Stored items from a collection
+===+
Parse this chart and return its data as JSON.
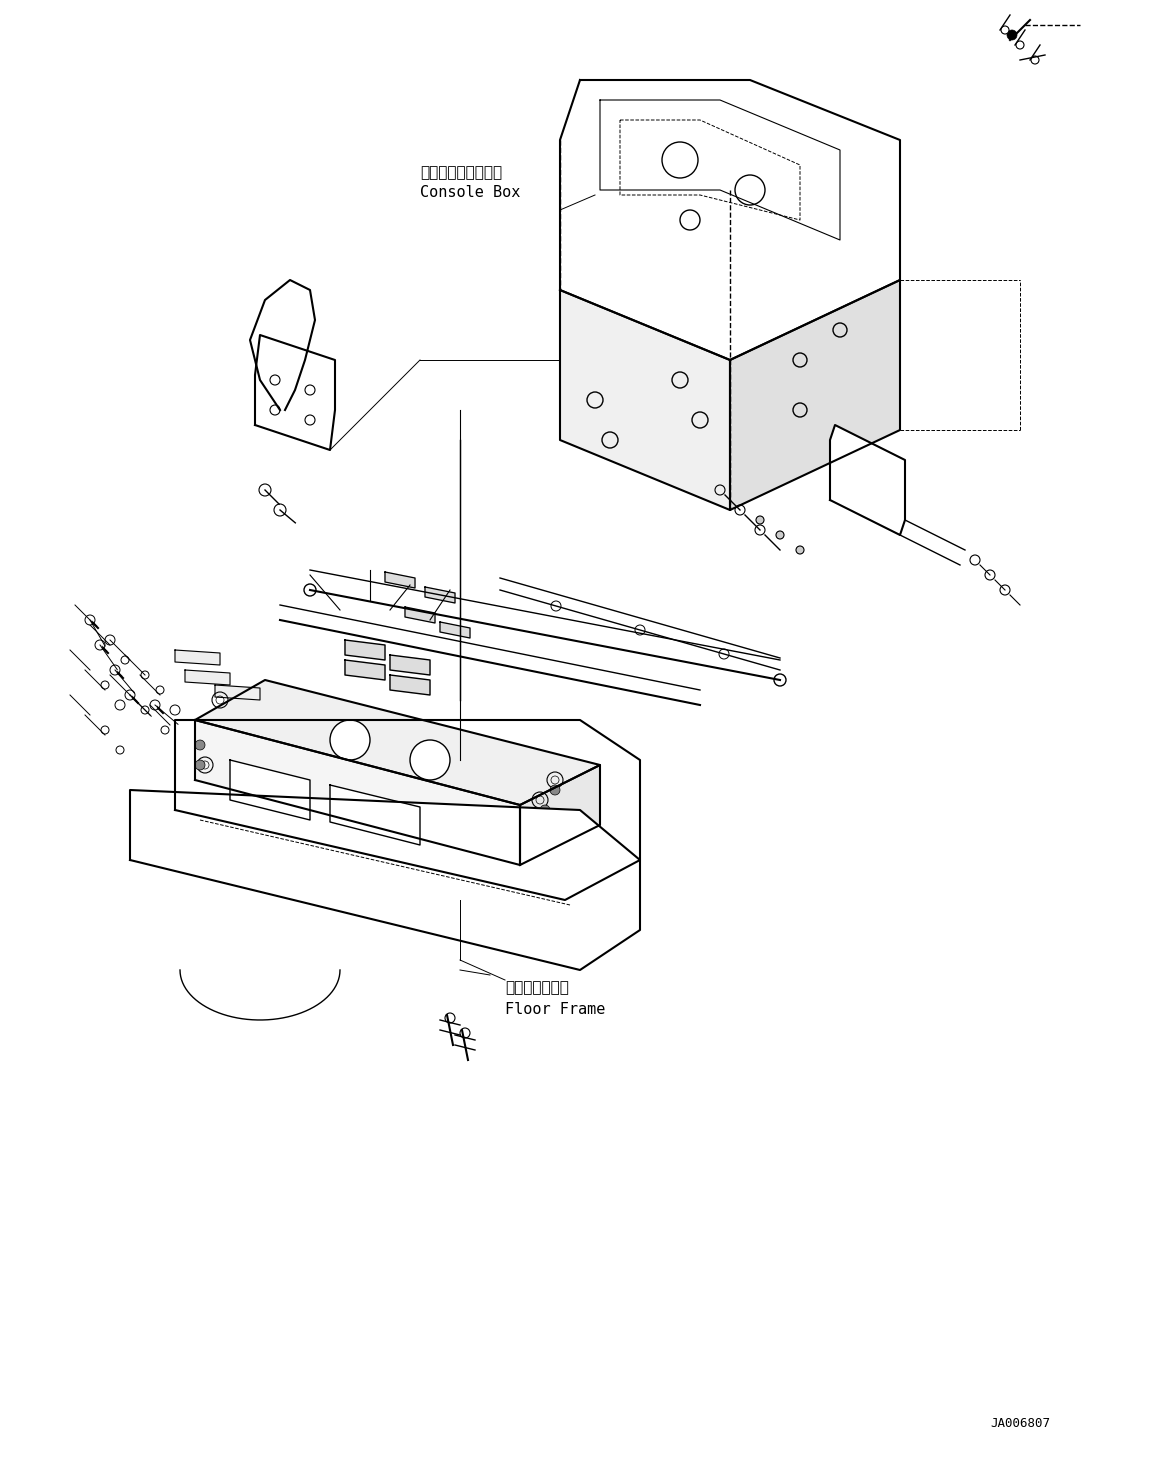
{
  "bg_color": "#ffffff",
  "line_color": "#000000",
  "fig_width": 11.63,
  "fig_height": 14.6,
  "dpi": 100,
  "label_console_jp": "コンソールボックス",
  "label_console_en": "Console Box",
  "label_floor_jp": "フロアフレーム",
  "label_floor_en": "Floor Frame",
  "part_number": "JA006807"
}
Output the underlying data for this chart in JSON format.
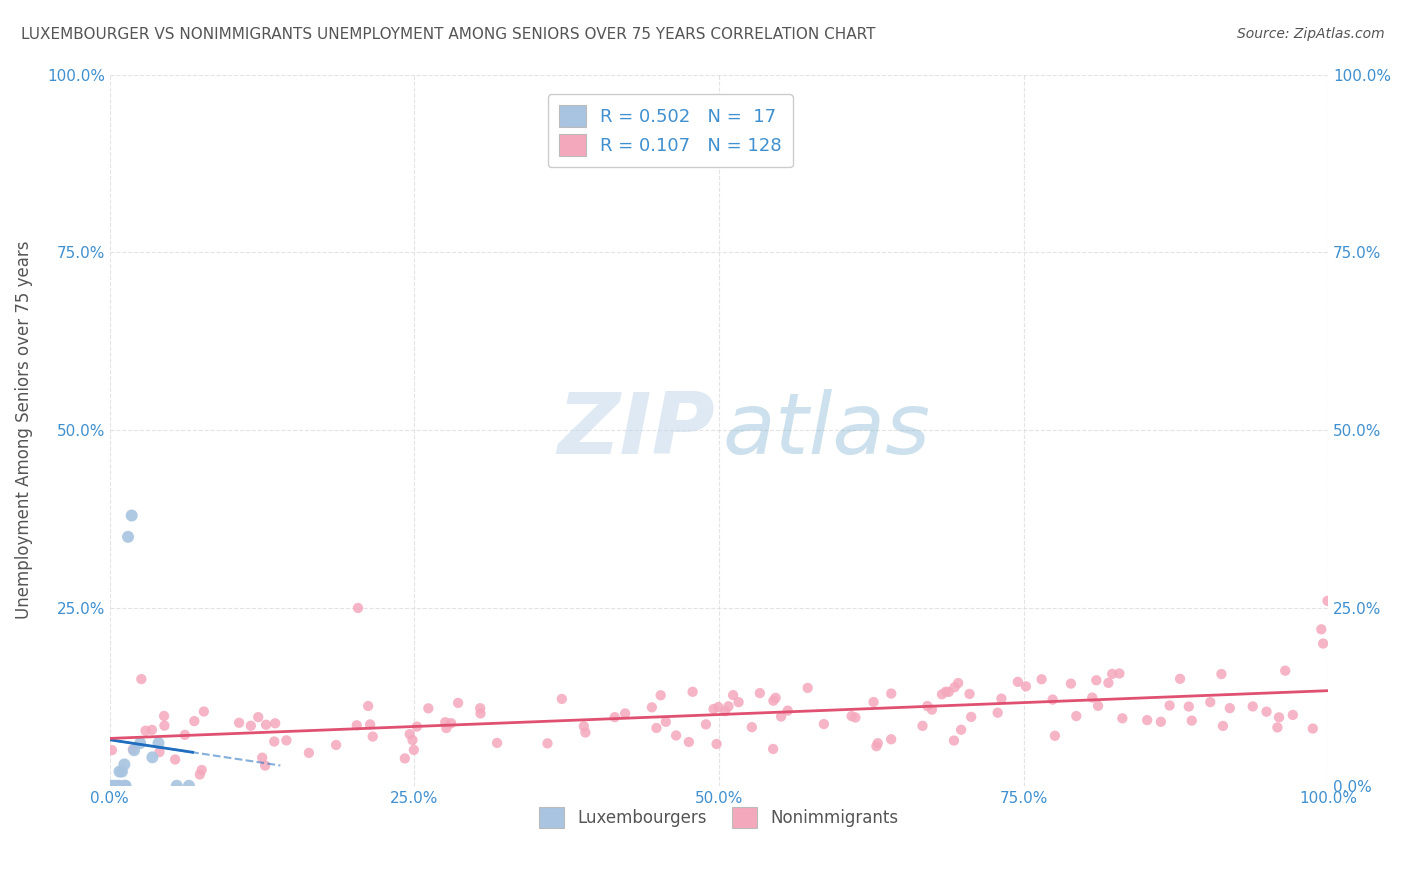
{
  "title": "LUXEMBOURGER VS NONIMMIGRANTS UNEMPLOYMENT AMONG SENIORS OVER 75 YEARS CORRELATION CHART",
  "source": "Source: ZipAtlas.com",
  "ylabel": "Unemployment Among Seniors over 75 years",
  "lux_R": 0.502,
  "lux_N": 17,
  "non_R": 0.107,
  "non_N": 128,
  "lux_color": "#a8c4e0",
  "lux_line_color": "#1f6dbf",
  "non_color": "#f4a8bc",
  "non_line_color": "#e05070",
  "xlim": [
    0,
    1.0
  ],
  "ylim": [
    0,
    1.0
  ],
  "xticks": [
    0.0,
    0.25,
    0.5,
    0.75,
    1.0
  ],
  "yticks": [
    0.0,
    0.25,
    0.5,
    0.75,
    1.0
  ],
  "xticklabels": [
    "0.0%",
    "25.0%",
    "50.0%",
    "75.0%",
    "100.0%"
  ],
  "right_yticklabels": [
    "0.0%",
    "25.0%",
    "50.0%",
    "75.0%",
    "100.0%"
  ],
  "background": "#ffffff",
  "grid_color": "#dddddd",
  "title_color": "#555555",
  "axis_label_color": "#555555",
  "tick_color": "#4090d0",
  "lux_scatter_x": [
    0.0,
    0.003,
    0.006,
    0.008,
    0.008,
    0.01,
    0.012,
    0.012,
    0.013,
    0.015,
    0.018,
    0.02,
    0.025,
    0.035,
    0.04,
    0.055,
    0.065
  ],
  "lux_scatter_y": [
    0.0,
    0.0,
    0.0,
    0.0,
    0.02,
    0.02,
    0.03,
    0.0,
    0.0,
    0.35,
    0.38,
    0.05,
    0.06,
    0.04,
    0.06,
    0.0,
    0.0
  ]
}
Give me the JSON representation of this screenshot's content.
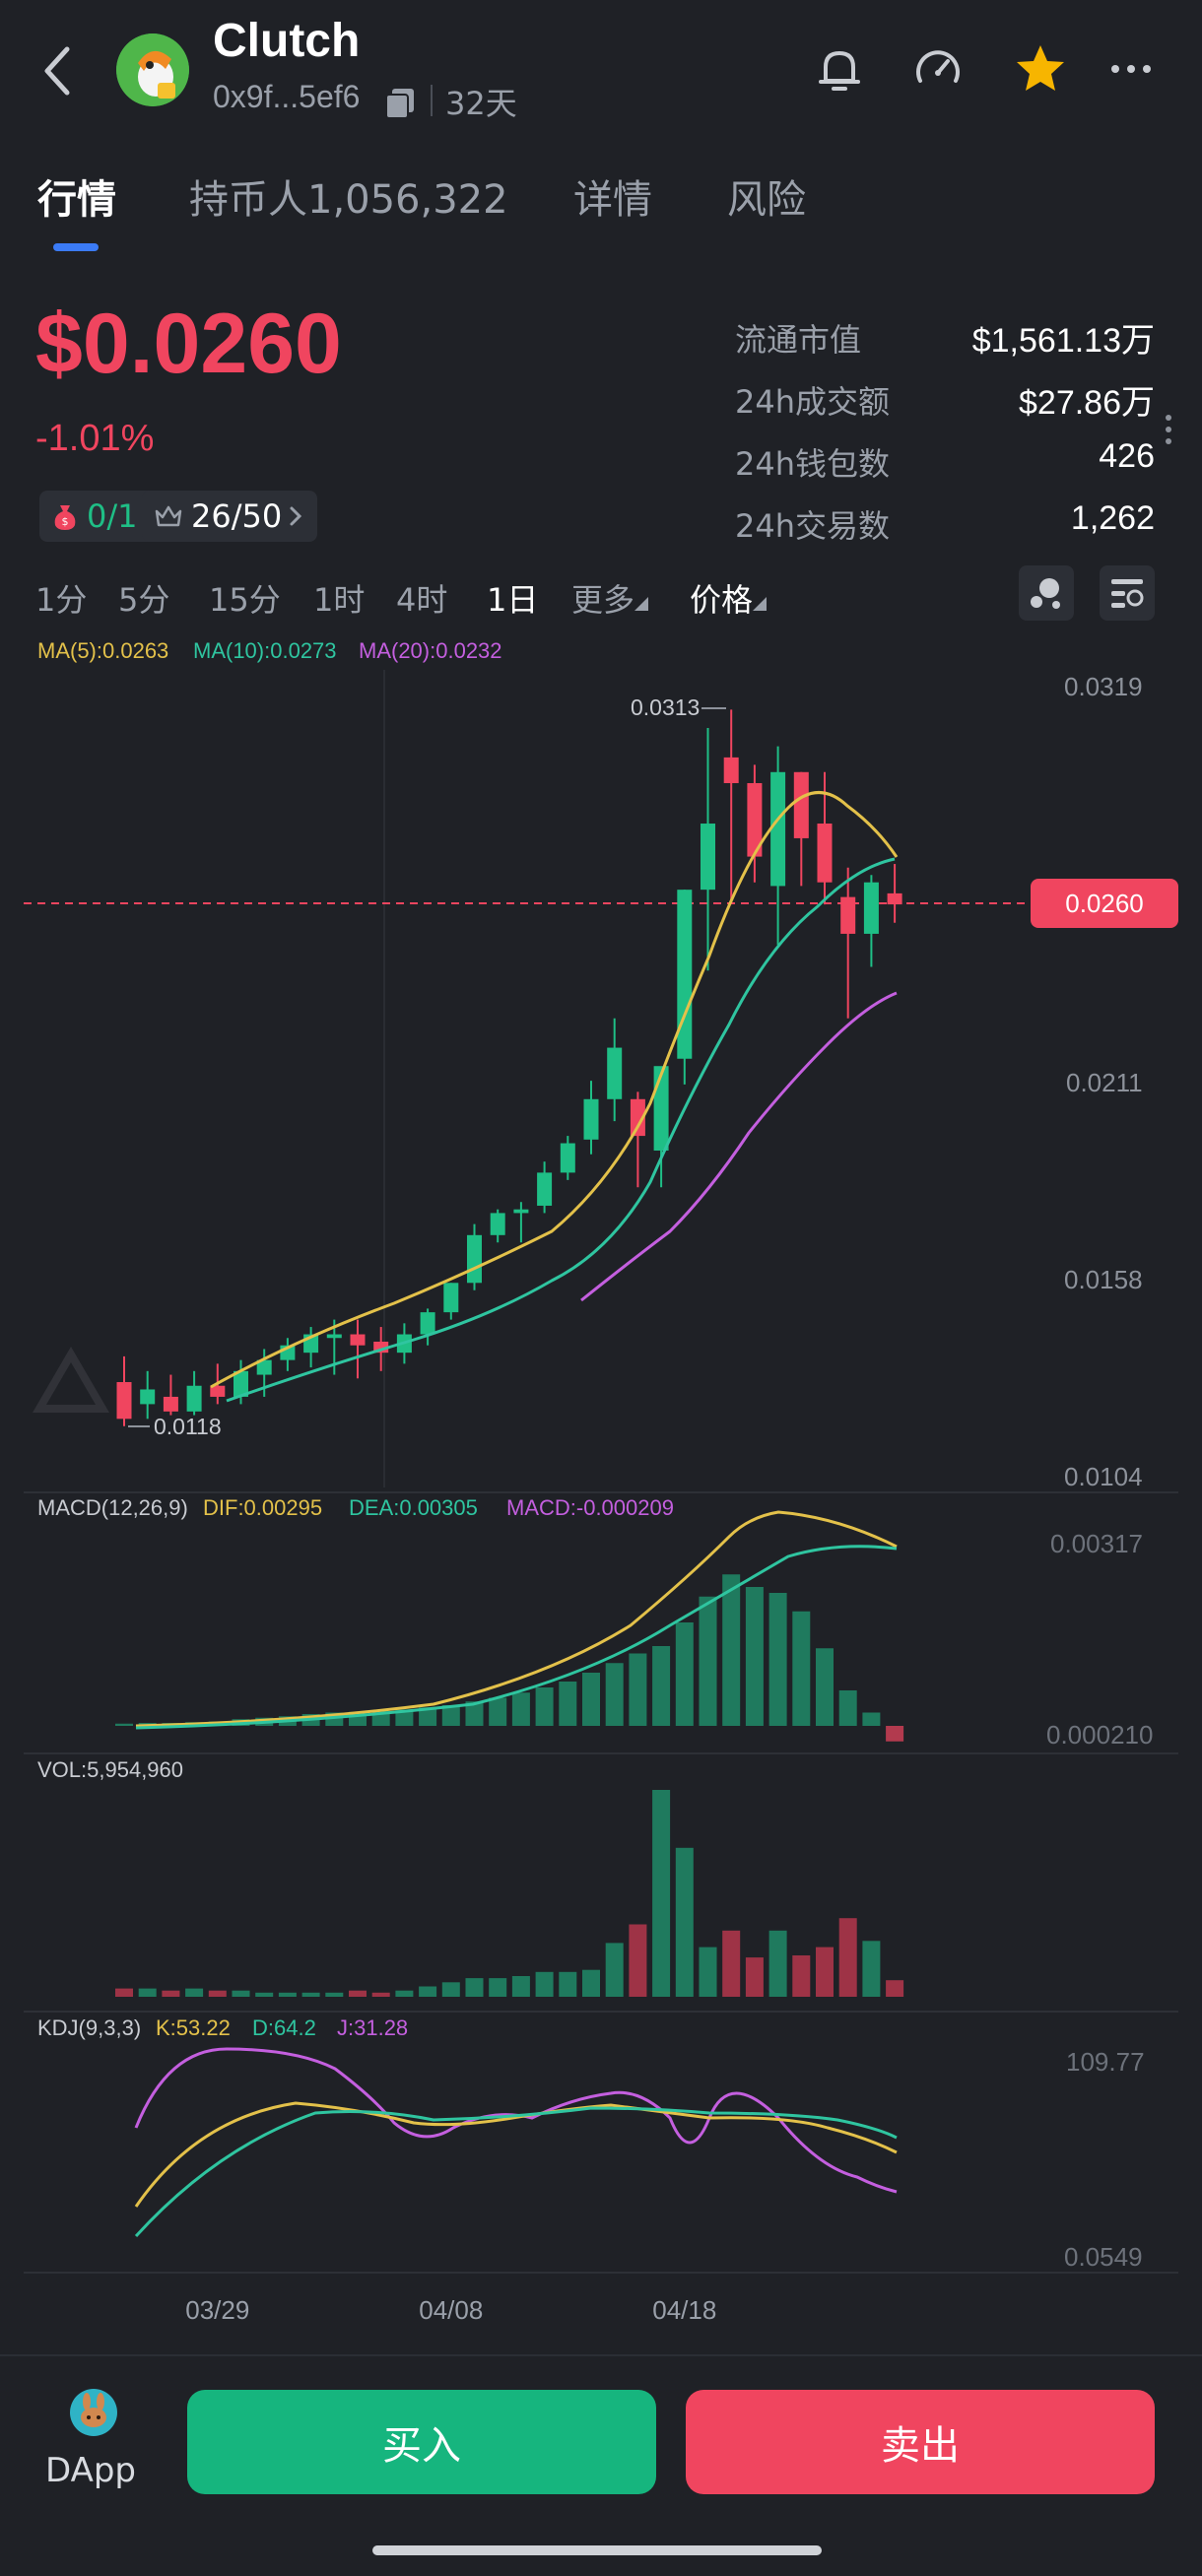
{
  "header": {
    "token_name": "Clutch",
    "address": "0x9f...5ef6",
    "age": "32天"
  },
  "tabs": [
    {
      "label": "行情",
      "active": true
    },
    {
      "label": "持币人1,056,322",
      "active": false
    },
    {
      "label": "详情",
      "active": false
    },
    {
      "label": "风险",
      "active": false
    }
  ],
  "price": {
    "value": "$0.0260",
    "change": "-1.01%"
  },
  "stats": [
    {
      "label": "流通市值",
      "value": "$1,561.13万"
    },
    {
      "label": "24h成交额",
      "value": "$27.86万"
    },
    {
      "label": "24h钱包数",
      "value": "426"
    },
    {
      "label": "24h交易数",
      "value": "1,262"
    }
  ],
  "badges": {
    "left": "0/1",
    "right": "26/50"
  },
  "timeframes": [
    "1分",
    "5分",
    "15分",
    "1时",
    "4时",
    "1日",
    "更多",
    "价格"
  ],
  "active_timeframe": "1日",
  "colors": {
    "up": "#1fbf86",
    "down": "#f0455f",
    "ma5": "#e3c14a",
    "ma10": "#2fc5a0",
    "ma20": "#c45fdf",
    "accent": "#3b7bf6"
  },
  "icons": [
    "chevron-left-icon",
    "bell-icon",
    "speedometer-icon",
    "star-icon",
    "more-icon",
    "copy-icon",
    "moneybag-icon",
    "crown-icon",
    "chevron-right-icon",
    "bubble-icon",
    "settings-sliders-icon",
    "pancake-bunny-icon"
  ],
  "chart_data": [
    {
      "type": "candlestick",
      "title": "",
      "indicator_text": {
        "ma5": "MA(5):0.0263",
        "ma10": "MA(10):0.0273",
        "ma20": "MA(20):0.0232"
      },
      "y_ticks": [
        "0.0319",
        "0.0211",
        "0.0158",
        "0.0104"
      ],
      "ylim": [
        0.0104,
        0.0319
      ],
      "annotations": {
        "high": "0.0313",
        "low": "0.0118",
        "last": "0.0260"
      },
      "x_ticks": [
        {
          "index": 4,
          "label": "03/29"
        },
        {
          "index": 14,
          "label": "04/08"
        },
        {
          "index": 24,
          "label": "04/18"
        }
      ],
      "candles": [
        {
          "o": 0.013,
          "h": 0.0137,
          "l": 0.0118,
          "c": 0.012
        },
        {
          "o": 0.0124,
          "h": 0.0133,
          "l": 0.012,
          "c": 0.0128
        },
        {
          "o": 0.0126,
          "h": 0.0132,
          "l": 0.0121,
          "c": 0.0122
        },
        {
          "o": 0.0122,
          "h": 0.0133,
          "l": 0.0121,
          "c": 0.0129
        },
        {
          "o": 0.0129,
          "h": 0.0135,
          "l": 0.0124,
          "c": 0.0126
        },
        {
          "o": 0.0126,
          "h": 0.0136,
          "l": 0.0124,
          "c": 0.0133
        },
        {
          "o": 0.0132,
          "h": 0.0139,
          "l": 0.0126,
          "c": 0.0136
        },
        {
          "o": 0.0136,
          "h": 0.0142,
          "l": 0.0133,
          "c": 0.014
        },
        {
          "o": 0.0138,
          "h": 0.0145,
          "l": 0.0134,
          "c": 0.0143
        },
        {
          "o": 0.0142,
          "h": 0.0147,
          "l": 0.0132,
          "c": 0.0143
        },
        {
          "o": 0.0143,
          "h": 0.0147,
          "l": 0.0131,
          "c": 0.014
        },
        {
          "o": 0.0141,
          "h": 0.0145,
          "l": 0.0133,
          "c": 0.0138
        },
        {
          "o": 0.0138,
          "h": 0.0146,
          "l": 0.0135,
          "c": 0.0143
        },
        {
          "o": 0.0143,
          "h": 0.015,
          "l": 0.014,
          "c": 0.0149
        },
        {
          "o": 0.0149,
          "h": 0.0157,
          "l": 0.0147,
          "c": 0.0157
        },
        {
          "o": 0.0157,
          "h": 0.0173,
          "l": 0.0155,
          "c": 0.017
        },
        {
          "o": 0.017,
          "h": 0.0177,
          "l": 0.0168,
          "c": 0.0176
        },
        {
          "o": 0.0176,
          "h": 0.0179,
          "l": 0.0168,
          "c": 0.0177
        },
        {
          "o": 0.0178,
          "h": 0.019,
          "l": 0.0176,
          "c": 0.0187
        },
        {
          "o": 0.0187,
          "h": 0.0197,
          "l": 0.0185,
          "c": 0.0195
        },
        {
          "o": 0.0196,
          "h": 0.0212,
          "l": 0.0192,
          "c": 0.0207
        },
        {
          "o": 0.0207,
          "h": 0.0229,
          "l": 0.0201,
          "c": 0.0221
        },
        {
          "o": 0.0207,
          "h": 0.0209,
          "l": 0.0183,
          "c": 0.0197
        },
        {
          "o": 0.0193,
          "h": 0.0214,
          "l": 0.0183,
          "c": 0.0216
        },
        {
          "o": 0.0218,
          "h": 0.0264,
          "l": 0.0211,
          "c": 0.0264
        },
        {
          "o": 0.0264,
          "h": 0.0308,
          "l": 0.0242,
          "c": 0.0282
        },
        {
          "o": 0.03,
          "h": 0.0313,
          "l": 0.026,
          "c": 0.0293
        },
        {
          "o": 0.0293,
          "h": 0.0298,
          "l": 0.0266,
          "c": 0.0273
        },
        {
          "o": 0.0265,
          "h": 0.0303,
          "l": 0.0249,
          "c": 0.0296
        },
        {
          "o": 0.0296,
          "h": 0.0296,
          "l": 0.0265,
          "c": 0.0278
        },
        {
          "o": 0.0282,
          "h": 0.0296,
          "l": 0.026,
          "c": 0.0266
        },
        {
          "o": 0.0262,
          "h": 0.027,
          "l": 0.0229,
          "c": 0.0252
        },
        {
          "o": 0.0252,
          "h": 0.0268,
          "l": 0.0243,
          "c": 0.0266
        },
        {
          "o": 0.0263,
          "h": 0.0271,
          "l": 0.0255,
          "c": 0.026
        }
      ]
    },
    {
      "type": "histogram",
      "title": "MACD(12,26,9)",
      "indicator_text": {
        "dif": "DIF:0.00295",
        "dea": "DEA:0.00305",
        "macd": "MACD:-0.000209"
      },
      "y_ticks": [
        "0.00317",
        "0.000210"
      ],
      "macd": [
        3e-05,
        4e-05,
        4e-05,
        5e-05,
        6e-05,
        9e-05,
        0.00011,
        0.00013,
        0.00016,
        0.00018,
        0.00019,
        0.0002,
        0.00022,
        0.00025,
        0.00028,
        0.00033,
        0.00038,
        0.00045,
        0.00052,
        0.0006,
        0.00072,
        0.00085,
        0.00098,
        0.00108,
        0.0014,
        0.00175,
        0.00205,
        0.00188,
        0.0018,
        0.00155,
        0.00105,
        0.00048,
        0.00018,
        -0.00021
      ]
    },
    {
      "type": "bar",
      "title": "VOL:5,954,960",
      "volume": [
        0.04,
        0.04,
        0.03,
        0.04,
        0.03,
        0.03,
        0.02,
        0.02,
        0.02,
        0.02,
        0.03,
        0.02,
        0.03,
        0.05,
        0.07,
        0.09,
        0.09,
        0.1,
        0.12,
        0.12,
        0.13,
        0.26,
        0.35,
        1.0,
        0.72,
        0.24,
        0.32,
        0.19,
        0.32,
        0.2,
        0.24,
        0.38,
        0.27,
        0.08
      ]
    },
    {
      "type": "line",
      "title": "KDJ(9,3,3)",
      "indicator_text": {
        "k": "K:53.22",
        "d": "D:64.2",
        "j": "J:31.28"
      },
      "y_ticks": [
        "109.77",
        "0.0549"
      ]
    }
  ]
}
+===+
§ Instructions for the task: Identify lines with the string "chevron". Copy each one.

§ Solution for this task:
    "chevron-left-icon",
    "chevron-right-icon",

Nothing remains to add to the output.